** BEGIN SUPPLIED DATA **

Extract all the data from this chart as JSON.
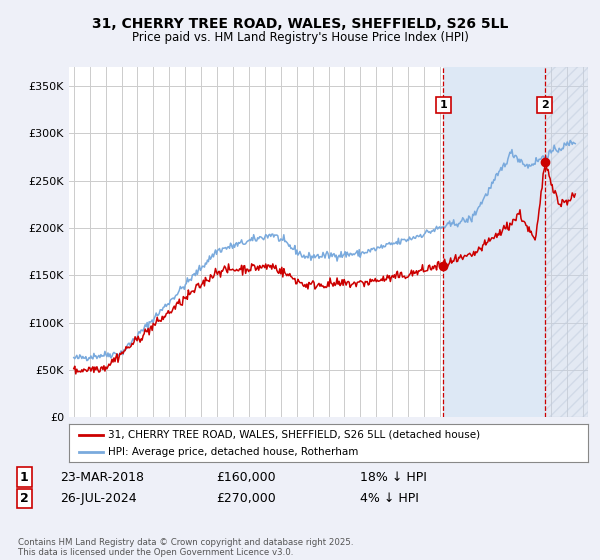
{
  "title_line1": "31, CHERRY TREE ROAD, WALES, SHEFFIELD, S26 5LL",
  "title_line2": "Price paid vs. HM Land Registry's House Price Index (HPI)",
  "ylabel_ticks": [
    "£0",
    "£50K",
    "£100K",
    "£150K",
    "£200K",
    "£250K",
    "£300K",
    "£350K"
  ],
  "ytick_vals": [
    0,
    50000,
    100000,
    150000,
    200000,
    250000,
    300000,
    350000
  ],
  "ylim": [
    0,
    370000
  ],
  "xlim_start": 1994.7,
  "xlim_end": 2027.3,
  "hpi_color": "#7aaadd",
  "price_color": "#cc0000",
  "bg_color": "#eef0f8",
  "plot_bg": "#ffffff",
  "grid_color": "#cccccc",
  "marker1_x": 2018.22,
  "marker1_y": 160000,
  "marker2_x": 2024.57,
  "marker2_y": 270000,
  "legend_line1": "31, CHERRY TREE ROAD, WALES, SHEFFIELD, S26 5LL (detached house)",
  "legend_line2": "HPI: Average price, detached house, Rotherham",
  "table_row1": [
    "1",
    "23-MAR-2018",
    "£160,000",
    "18% ↓ HPI"
  ],
  "table_row2": [
    "2",
    "26-JUL-2024",
    "£270,000",
    "4% ↓ HPI"
  ],
  "footer": "Contains HM Land Registry data © Crown copyright and database right 2025.\nThis data is licensed under the Open Government Licence v3.0.",
  "vline_color": "#cc0000",
  "shade_color": "#dde8f5",
  "hatch_color": "#c8d4e8"
}
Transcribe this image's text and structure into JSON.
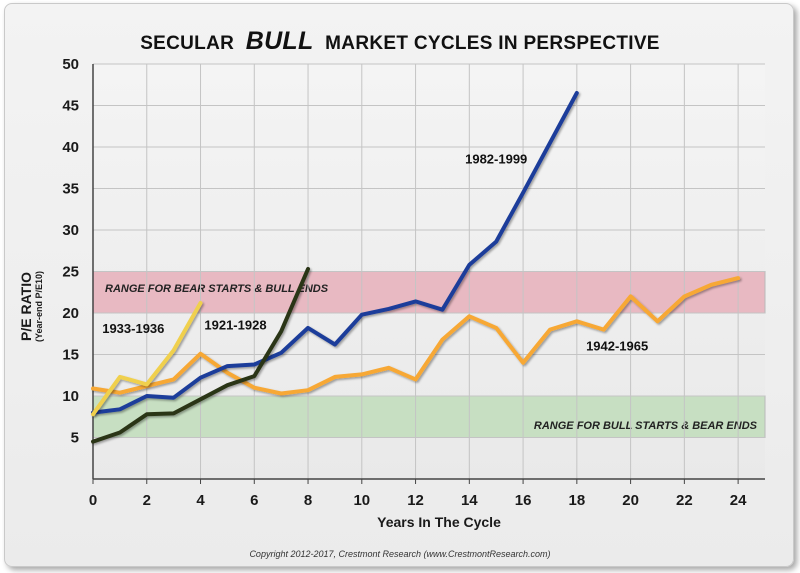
{
  "chart_data": {
    "type": "line",
    "title_parts": [
      "SECULAR",
      "BULL",
      "MARKET CYCLES IN PERSPECTIVE"
    ],
    "xlabel": "Years In The Cycle",
    "ylabel": "P/E RATIO",
    "ylabel_sub": "(Year-end P/E10)",
    "xlim": [
      0,
      25
    ],
    "ylim": [
      0,
      50
    ],
    "x_ticks": [
      0,
      2,
      4,
      6,
      8,
      10,
      12,
      14,
      16,
      18,
      20,
      22,
      24
    ],
    "y_ticks": [
      5,
      10,
      15,
      20,
      25,
      30,
      35,
      40,
      45,
      50
    ],
    "bands": [
      {
        "name": "bear-starts-bull-ends",
        "label": "RANGE FOR BEAR STARTS & BULL ENDS",
        "y0": 20,
        "y1": 25,
        "color": "#e8b9c2"
      },
      {
        "name": "bull-starts-bear-ends",
        "label": "RANGE FOR BULL STARTS & BEAR ENDS",
        "y0": 5,
        "y1": 10,
        "color": "#c7dfc2"
      }
    ],
    "series": [
      {
        "name": "1942-1965",
        "color": "#f7a834",
        "label_at": [
          19.5,
          15.5
        ],
        "x": [
          0,
          1,
          2,
          3,
          4,
          5,
          6,
          7,
          8,
          9,
          10,
          11,
          12,
          13,
          14,
          15,
          16,
          17,
          18,
          19,
          20,
          21,
          22,
          23,
          24
        ],
        "values": [
          10.9,
          10.4,
          11.2,
          12.0,
          15.1,
          12.8,
          11.0,
          10.3,
          10.7,
          12.3,
          12.6,
          13.4,
          12.0,
          16.8,
          19.6,
          18.2,
          14.0,
          18.0,
          19.0,
          18.0,
          22.0,
          19.0,
          22.0,
          23.4,
          24.2
        ]
      },
      {
        "name": "1982-1999",
        "color": "#1f3d9a",
        "label_at": [
          15.0,
          38.0
        ],
        "x": [
          0,
          1,
          2,
          3,
          4,
          5,
          6,
          7,
          8,
          9,
          10,
          11,
          12,
          13,
          14,
          15,
          16,
          17,
          18
        ],
        "values": [
          8.0,
          8.4,
          10.0,
          9.8,
          12.2,
          13.6,
          13.8,
          15.2,
          18.2,
          16.2,
          19.8,
          20.5,
          21.4,
          20.4,
          25.8,
          28.6,
          34.5,
          40.5,
          46.5
        ]
      },
      {
        "name": "1921-1928",
        "color": "#2c3518",
        "label_at": [
          5.3,
          18.0
        ],
        "x": [
          0,
          1,
          2,
          3,
          4,
          5,
          6,
          7,
          8
        ],
        "values": [
          4.5,
          5.6,
          7.8,
          7.9,
          9.6,
          11.3,
          12.4,
          17.8,
          25.3
        ]
      },
      {
        "name": "1933-1936",
        "color": "#f0d04e",
        "label_at": [
          1.5,
          17.6
        ],
        "x": [
          0,
          1,
          2,
          3,
          4
        ],
        "values": [
          7.8,
          12.3,
          11.4,
          15.5,
          21.2
        ]
      }
    ]
  },
  "copyright": "Copyright 2012-2017, Crestmont Research (www.CrestmontResearch.com)"
}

** END SUPPLIED DATA **

EXERCISE DETAILS:
Pictures are excluded; copy all other data exactly as shown.

RESULT FOR THIS TASK:
Extract all the data from this chart as JSON.
{
  "title_line1": "31, CHERRY TREE ROAD, WALES, SHEFFIELD, S26 5LL",
  "title_line2": "Price paid vs. HM Land Registry's House Price Index (HPI)",
  "ylabel_ticks": [
    "£0",
    "£50K",
    "£100K",
    "£150K",
    "£200K",
    "£250K",
    "£300K",
    "£350K"
  ],
  "ytick_vals": [
    0,
    50000,
    100000,
    150000,
    200000,
    250000,
    300000,
    350000
  ],
  "ylim": [
    0,
    370000
  ],
  "xlim_start": 1994.7,
  "xlim_end": 2027.3,
  "hpi_color": "#7aaadd",
  "price_color": "#cc0000",
  "bg_color": "#eef0f8",
  "plot_bg": "#ffffff",
  "grid_color": "#cccccc",
  "marker1_x": 2018.22,
  "marker1_y": 160000,
  "marker2_x": 2024.57,
  "marker2_y": 270000,
  "legend_line1": "31, CHERRY TREE ROAD, WALES, SHEFFIELD, S26 5LL (detached house)",
  "legend_line2": "HPI: Average price, detached house, Rotherham",
  "table_row1": [
    "1",
    "23-MAR-2018",
    "£160,000",
    "18% ↓ HPI"
  ],
  "table_row2": [
    "2",
    "26-JUL-2024",
    "£270,000",
    "4% ↓ HPI"
  ],
  "footer": "Contains HM Land Registry data © Crown copyright and database right 2025.\nThis data is licensed under the Open Government Licence v3.0.",
  "vline_color": "#cc0000",
  "shade_color": "#dde8f5",
  "hatch_color": "#c8d4e8"
}
Transcribe this image's text and structure into JSON.
{
  "chart_data": {
    "type": "line",
    "title_parts": [
      "SECULAR",
      "BULL",
      "MARKET CYCLES IN PERSPECTIVE"
    ],
    "xlabel": "Years In The Cycle",
    "ylabel": "P/E RATIO",
    "ylabel_sub": "(Year-end P/E10)",
    "xlim": [
      0,
      25
    ],
    "ylim": [
      0,
      50
    ],
    "x_ticks": [
      0,
      2,
      4,
      6,
      8,
      10,
      12,
      14,
      16,
      18,
      20,
      22,
      24
    ],
    "y_ticks": [
      5,
      10,
      15,
      20,
      25,
      30,
      35,
      40,
      45,
      50
    ],
    "bands": [
      {
        "name": "bear-starts-bull-ends",
        "label": "RANGE FOR BEAR STARTS & BULL ENDS",
        "y0": 20,
        "y1": 25,
        "color": "#e8b9c2"
      },
      {
        "name": "bull-starts-bear-ends",
        "label": "RANGE FOR BULL STARTS & BEAR ENDS",
        "y0": 5,
        "y1": 10,
        "color": "#c7dfc2"
      }
    ],
    "series": [
      {
        "name": "1942-1965",
        "color": "#f7a834",
        "label_at": [
          19.5,
          15.5
        ],
        "x": [
          0,
          1,
          2,
          3,
          4,
          5,
          6,
          7,
          8,
          9,
          10,
          11,
          12,
          13,
          14,
          15,
          16,
          17,
          18,
          19,
          20,
          21,
          22,
          23,
          24
        ],
        "values": [
          10.9,
          10.4,
          11.2,
          12.0,
          15.1,
          12.8,
          11.0,
          10.3,
          10.7,
          12.3,
          12.6,
          13.4,
          12.0,
          16.8,
          19.6,
          18.2,
          14.0,
          18.0,
          19.0,
          18.0,
          22.0,
          19.0,
          22.0,
          23.4,
          24.2
        ]
      },
      {
        "name": "1982-1999",
        "color": "#1f3d9a",
        "label_at": [
          15.0,
          38.0
        ],
        "x": [
          0,
          1,
          2,
          3,
          4,
          5,
          6,
          7,
          8,
          9,
          10,
          11,
          12,
          13,
          14,
          15,
          16,
          17,
          18
        ],
        "values": [
          8.0,
          8.4,
          10.0,
          9.8,
          12.2,
          13.6,
          13.8,
          15.2,
          18.2,
          16.2,
          19.8,
          20.5,
          21.4,
          20.4,
          25.8,
          28.6,
          34.5,
          40.5,
          46.5
        ]
      },
      {
        "name": "1921-1928",
        "color": "#2c3518",
        "label_at": [
          5.3,
          18.0
        ],
        "x": [
          0,
          1,
          2,
          3,
          4,
          5,
          6,
          7,
          8
        ],
        "values": [
          4.5,
          5.6,
          7.8,
          7.9,
          9.6,
          11.3,
          12.4,
          17.8,
          25.3
        ]
      },
      {
        "name": "1933-1936",
        "color": "#f0d04e",
        "label_at": [
          1.5,
          17.6
        ],
        "x": [
          0,
          1,
          2,
          3,
          4
        ],
        "values": [
          7.8,
          12.3,
          11.4,
          15.5,
          21.2
        ]
      }
    ]
  },
  "copyright": "Copyright 2012-2017, Crestmont Research (www.CrestmontResearch.com)"
}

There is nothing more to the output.